**EXERCISE DIRECTIONS:** Write out each line of the listing as it stands, without the images.

**EXERCISE MATERIALS:**
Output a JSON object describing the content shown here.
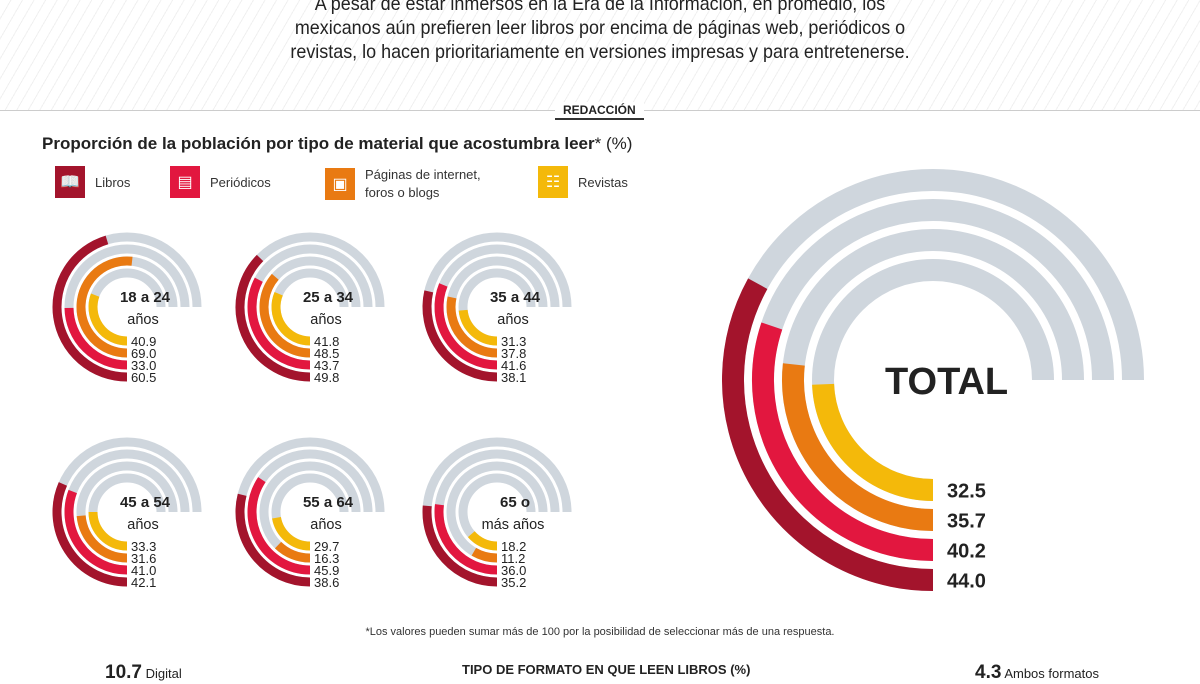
{
  "intro_lines": [
    "A pesar de estar inmersos en la Era de la Información, en promedio, los",
    "mexicanos aún prefieren leer libros por encima de páginas web, periódicos o",
    "revistas, lo hacen prioritariamente en versiones impresas y para entretenerse."
  ],
  "byline": "REDACCIÓN",
  "footnote": "*Los valores pueden sumar más de 100 por la posibilidad de seleccionar más de una respuesta.",
  "bottom": {
    "left_value": "10.7",
    "left_label": "Digital",
    "center_title": "TIPO DE FORMATO EN QUE LEEN LIBROS (%)",
    "right_value": "4.3",
    "right_label": "Ambos formatos"
  },
  "colors": {
    "libros": "#a3142c",
    "periodicos": "#e2173f",
    "paginas": "#e97a12",
    "revistas": "#f4b90a",
    "track": "#cfd6dd"
  },
  "chart_data": {
    "type": "radial-bar",
    "title": "Proporción de la población por tipo de material que acostumbra leer",
    "title_suffix": "* (%)",
    "scale_max": 100,
    "legend": [
      {
        "key": "libros",
        "label": "Libros",
        "icon": "book-icon"
      },
      {
        "key": "periodicos",
        "label": "Periódicos",
        "icon": "newspaper-icon"
      },
      {
        "key": "paginas",
        "label": "Páginas de internet, foros o blogs",
        "label_lines": [
          "Páginas de internet,",
          "foros o blogs"
        ],
        "icon": "laptop-icon"
      },
      {
        "key": "revistas",
        "label": "Revistas",
        "icon": "magazine-icon"
      }
    ],
    "groups": [
      {
        "label_lines": [
          "18 a 24",
          "años"
        ],
        "revistas": "40.9",
        "paginas": "69.0",
        "periodicos": "33.0",
        "libros": "60.5"
      },
      {
        "label_lines": [
          "25 a 34",
          "años"
        ],
        "revistas": "41.8",
        "paginas": "48.5",
        "periodicos": "43.7",
        "libros": "49.8"
      },
      {
        "label_lines": [
          "35 a 44",
          "años"
        ],
        "revistas": "31.3",
        "paginas": "37.8",
        "periodicos": "41.6",
        "libros": "38.1"
      },
      {
        "label_lines": [
          "45 a 54",
          "años"
        ],
        "revistas": "33.3",
        "paginas": "31.6",
        "periodicos": "41.0",
        "libros": "42.1"
      },
      {
        "label_lines": [
          "55 a 64",
          "años"
        ],
        "revistas": "29.7",
        "paginas": "16.3",
        "periodicos": "45.9",
        "libros": "38.6"
      },
      {
        "label_lines": [
          "65 o",
          "más años"
        ],
        "revistas": "18.2",
        "paginas": "11.2",
        "periodicos": "36.0",
        "libros": "35.2"
      },
      {
        "label_lines": [
          "TOTAL"
        ],
        "revistas": "32.5",
        "paginas": "35.7",
        "periodicos": "40.2",
        "libros": "44.0",
        "total": true
      }
    ]
  }
}
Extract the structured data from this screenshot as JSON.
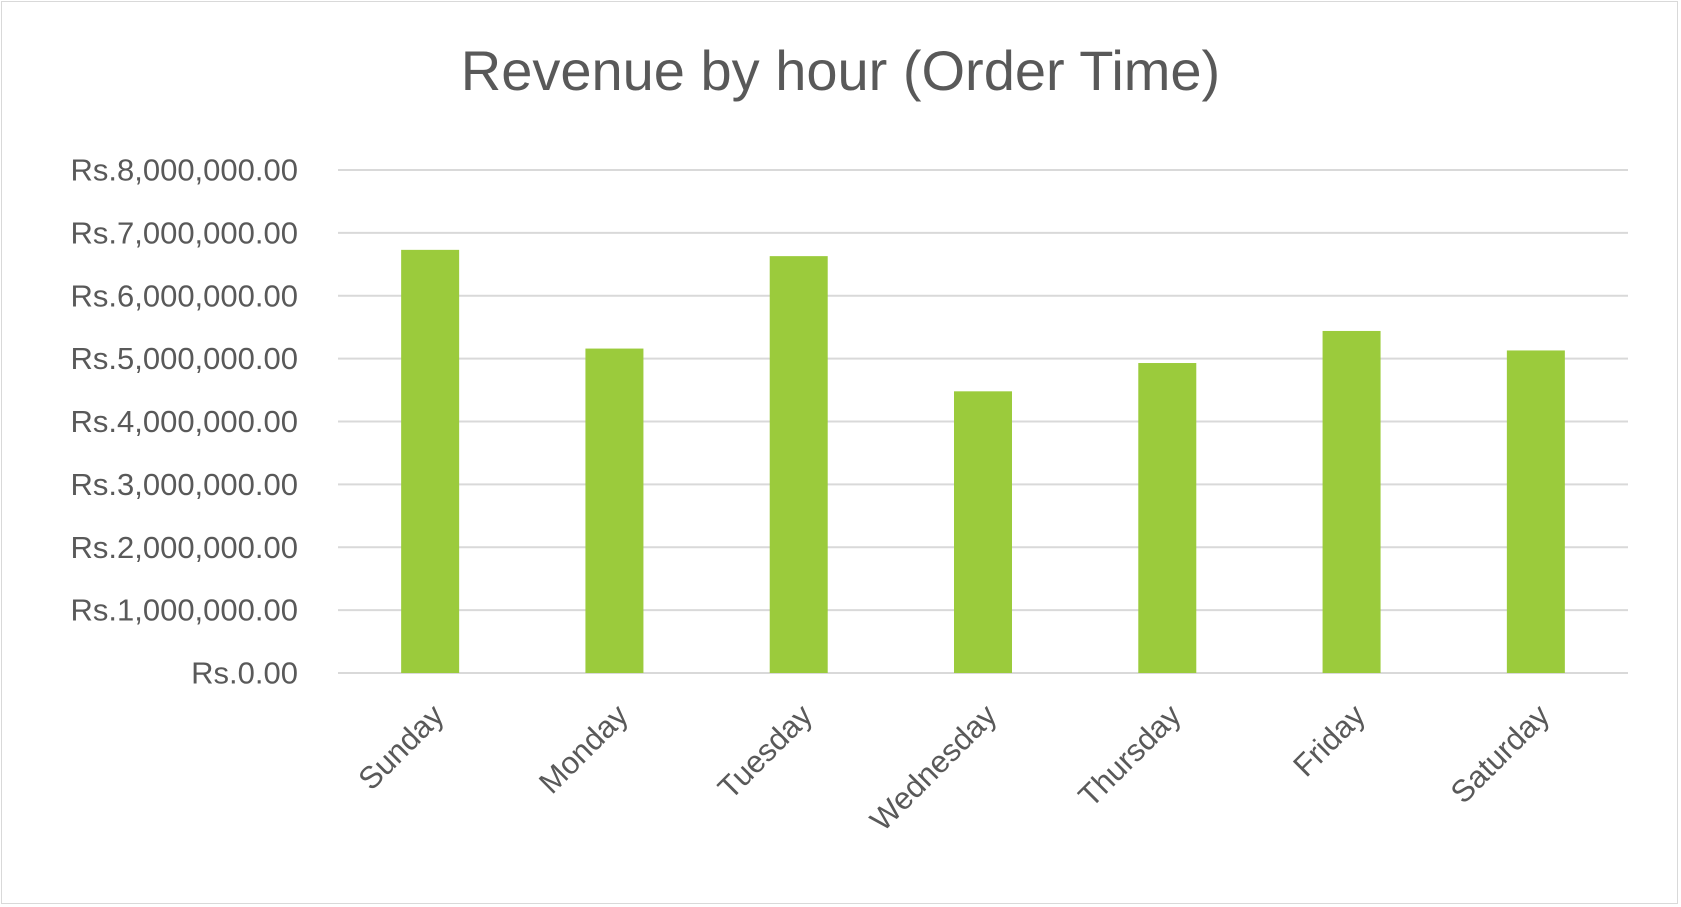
{
  "chart_data": {
    "type": "bar",
    "title": "Revenue by hour (Order Time)",
    "xlabel": "",
    "ylabel": "",
    "categories": [
      "Sunday",
      "Monday",
      "Tuesday",
      "Wednesday",
      "Thursday",
      "Friday",
      "Saturday"
    ],
    "values": [
      6730000,
      5160000,
      6630000,
      4480000,
      4930000,
      5440000,
      5130000
    ],
    "ylim": [
      0,
      8000000
    ],
    "y_ticks": [
      0,
      1000000,
      2000000,
      3000000,
      4000000,
      5000000,
      6000000,
      7000000,
      8000000
    ],
    "y_tick_labels": [
      "Rs.0.00",
      "Rs.1,000,000.00",
      "Rs.2,000,000.00",
      "Rs.3,000,000.00",
      "Rs.4,000,000.00",
      "Rs.5,000,000.00",
      "Rs.6,000,000.00",
      "Rs.7,000,000.00",
      "Rs.8,000,000.00"
    ],
    "grid": true,
    "legend": "none",
    "bar_color": "#9BCB3C",
    "grid_color": "#D9D9D9",
    "text_color": "#595959"
  }
}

**SOLUTION TO THIS PROBLEM:**
Output a JSON object describing the content shown here.
{
  "intro_lines": [
    "A pesar de estar inmersos en la Era de la Información, en promedio, los",
    "mexicanos aún prefieren leer libros por encima de páginas web, periódicos o",
    "revistas, lo hacen prioritariamente en versiones impresas y para entretenerse."
  ],
  "byline": "REDACCIÓN",
  "footnote": "*Los valores pueden sumar más de 100 por la posibilidad de seleccionar más de una respuesta.",
  "bottom": {
    "left_value": "10.7",
    "left_label": "Digital",
    "center_title": "TIPO DE FORMATO EN QUE LEEN LIBROS (%)",
    "right_value": "4.3",
    "right_label": "Ambos formatos"
  },
  "colors": {
    "libros": "#a3142c",
    "periodicos": "#e2173f",
    "paginas": "#e97a12",
    "revistas": "#f4b90a",
    "track": "#cfd6dd"
  },
  "chart_data": {
    "type": "radial-bar",
    "title": "Proporción de la población por tipo de material que acostumbra leer",
    "title_suffix": "* (%)",
    "scale_max": 100,
    "legend": [
      {
        "key": "libros",
        "label": "Libros",
        "icon": "book-icon"
      },
      {
        "key": "periodicos",
        "label": "Periódicos",
        "icon": "newspaper-icon"
      },
      {
        "key": "paginas",
        "label": "Páginas de internet, foros o blogs",
        "label_lines": [
          "Páginas de internet,",
          "foros o blogs"
        ],
        "icon": "laptop-icon"
      },
      {
        "key": "revistas",
        "label": "Revistas",
        "icon": "magazine-icon"
      }
    ],
    "groups": [
      {
        "label_lines": [
          "18 a 24",
          "años"
        ],
        "revistas": "40.9",
        "paginas": "69.0",
        "periodicos": "33.0",
        "libros": "60.5"
      },
      {
        "label_lines": [
          "25 a 34",
          "años"
        ],
        "revistas": "41.8",
        "paginas": "48.5",
        "periodicos": "43.7",
        "libros": "49.8"
      },
      {
        "label_lines": [
          "35 a 44",
          "años"
        ],
        "revistas": "31.3",
        "paginas": "37.8",
        "periodicos": "41.6",
        "libros": "38.1"
      },
      {
        "label_lines": [
          "45 a 54",
          "años"
        ],
        "revistas": "33.3",
        "paginas": "31.6",
        "periodicos": "41.0",
        "libros": "42.1"
      },
      {
        "label_lines": [
          "55 a 64",
          "años"
        ],
        "revistas": "29.7",
        "paginas": "16.3",
        "periodicos": "45.9",
        "libros": "38.6"
      },
      {
        "label_lines": [
          "65 o",
          "más años"
        ],
        "revistas": "18.2",
        "paginas": "11.2",
        "periodicos": "36.0",
        "libros": "35.2"
      },
      {
        "label_lines": [
          "TOTAL"
        ],
        "revistas": "32.5",
        "paginas": "35.7",
        "periodicos": "40.2",
        "libros": "44.0",
        "total": true
      }
    ]
  }
}
Extract the structured data from this screenshot as JSON.
{
  "chart_data": {
    "type": "bar",
    "title": "Revenue by hour (Order Time)",
    "xlabel": "",
    "ylabel": "",
    "categories": [
      "Sunday",
      "Monday",
      "Tuesday",
      "Wednesday",
      "Thursday",
      "Friday",
      "Saturday"
    ],
    "values": [
      6730000,
      5160000,
      6630000,
      4480000,
      4930000,
      5440000,
      5130000
    ],
    "ylim": [
      0,
      8000000
    ],
    "y_ticks": [
      0,
      1000000,
      2000000,
      3000000,
      4000000,
      5000000,
      6000000,
      7000000,
      8000000
    ],
    "y_tick_labels": [
      "Rs.0.00",
      "Rs.1,000,000.00",
      "Rs.2,000,000.00",
      "Rs.3,000,000.00",
      "Rs.4,000,000.00",
      "Rs.5,000,000.00",
      "Rs.6,000,000.00",
      "Rs.7,000,000.00",
      "Rs.8,000,000.00"
    ],
    "grid": true,
    "legend": "none",
    "bar_color": "#9BCB3C",
    "grid_color": "#D9D9D9",
    "text_color": "#595959"
  }
}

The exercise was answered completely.